## Stated problem:
Gather up the lines with the word "title" in them.

## Dataset excerpts:
* * * *

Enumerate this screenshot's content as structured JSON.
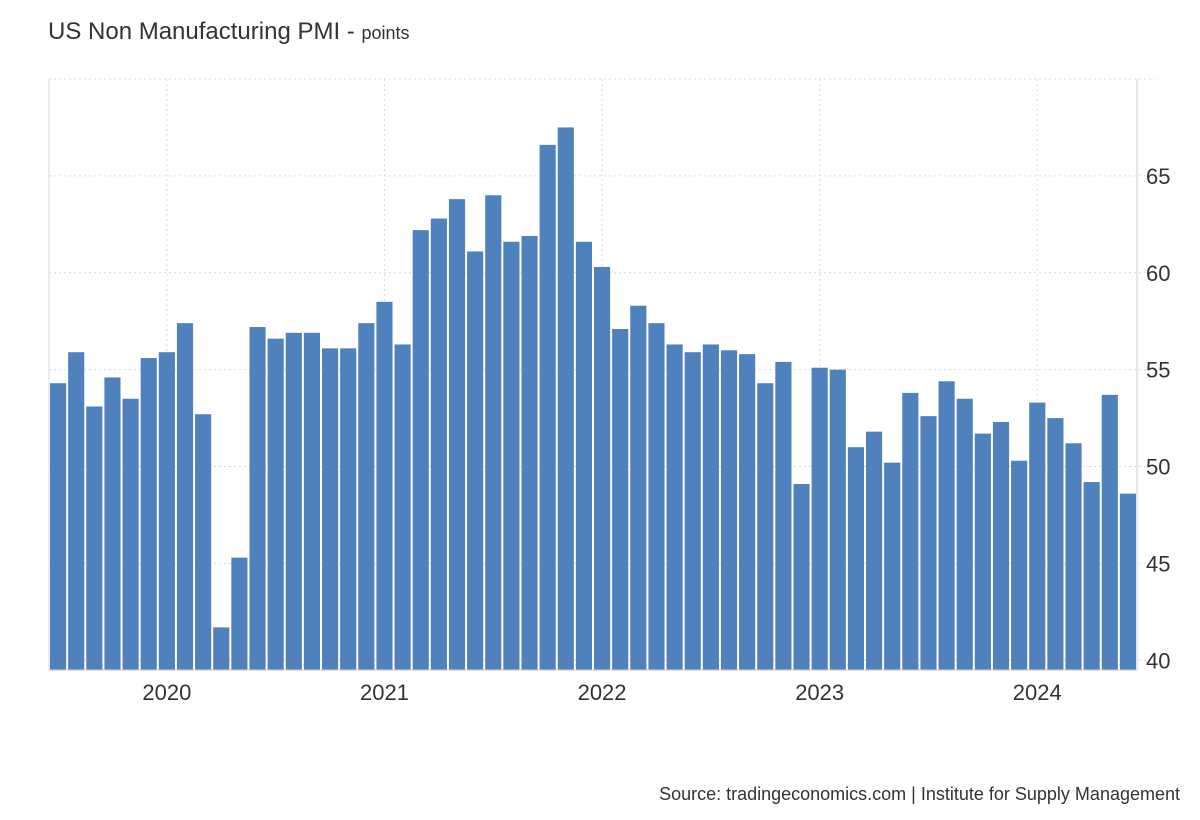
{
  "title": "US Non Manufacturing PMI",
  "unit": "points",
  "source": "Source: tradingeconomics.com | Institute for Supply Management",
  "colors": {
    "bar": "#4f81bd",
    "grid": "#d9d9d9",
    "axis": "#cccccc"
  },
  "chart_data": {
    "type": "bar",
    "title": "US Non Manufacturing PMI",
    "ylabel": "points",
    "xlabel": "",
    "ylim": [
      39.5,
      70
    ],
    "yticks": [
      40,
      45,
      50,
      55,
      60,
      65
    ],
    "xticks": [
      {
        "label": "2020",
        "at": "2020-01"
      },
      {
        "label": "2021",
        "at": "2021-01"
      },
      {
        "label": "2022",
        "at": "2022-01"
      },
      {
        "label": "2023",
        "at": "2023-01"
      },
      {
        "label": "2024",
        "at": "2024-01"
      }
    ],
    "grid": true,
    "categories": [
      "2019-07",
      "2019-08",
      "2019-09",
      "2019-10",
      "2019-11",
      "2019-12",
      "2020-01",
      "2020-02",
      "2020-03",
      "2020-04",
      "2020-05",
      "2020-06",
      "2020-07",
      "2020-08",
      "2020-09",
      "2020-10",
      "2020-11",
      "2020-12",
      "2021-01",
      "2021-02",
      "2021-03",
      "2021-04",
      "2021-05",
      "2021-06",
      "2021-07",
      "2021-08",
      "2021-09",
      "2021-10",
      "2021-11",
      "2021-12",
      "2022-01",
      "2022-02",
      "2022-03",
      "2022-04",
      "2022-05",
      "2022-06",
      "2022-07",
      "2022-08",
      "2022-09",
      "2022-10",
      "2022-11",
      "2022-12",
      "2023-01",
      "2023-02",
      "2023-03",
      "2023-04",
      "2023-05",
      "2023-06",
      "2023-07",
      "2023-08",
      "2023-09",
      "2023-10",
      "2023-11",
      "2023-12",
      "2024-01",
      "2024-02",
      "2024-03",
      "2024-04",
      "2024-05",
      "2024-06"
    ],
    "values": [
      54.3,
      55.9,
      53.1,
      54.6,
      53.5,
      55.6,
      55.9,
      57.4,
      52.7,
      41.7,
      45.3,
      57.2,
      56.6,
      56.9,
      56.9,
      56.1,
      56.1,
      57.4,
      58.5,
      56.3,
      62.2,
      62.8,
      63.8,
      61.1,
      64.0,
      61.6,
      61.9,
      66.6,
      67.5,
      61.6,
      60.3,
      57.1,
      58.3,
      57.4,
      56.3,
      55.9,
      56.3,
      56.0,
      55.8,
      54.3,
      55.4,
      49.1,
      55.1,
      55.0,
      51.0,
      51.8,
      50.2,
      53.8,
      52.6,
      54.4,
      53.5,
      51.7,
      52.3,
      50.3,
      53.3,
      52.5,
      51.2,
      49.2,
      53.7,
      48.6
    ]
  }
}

* * * *

## Written answer:
  "title": "US Non Manufacturing PMI",
    "title": "US Non Manufacturing PMI",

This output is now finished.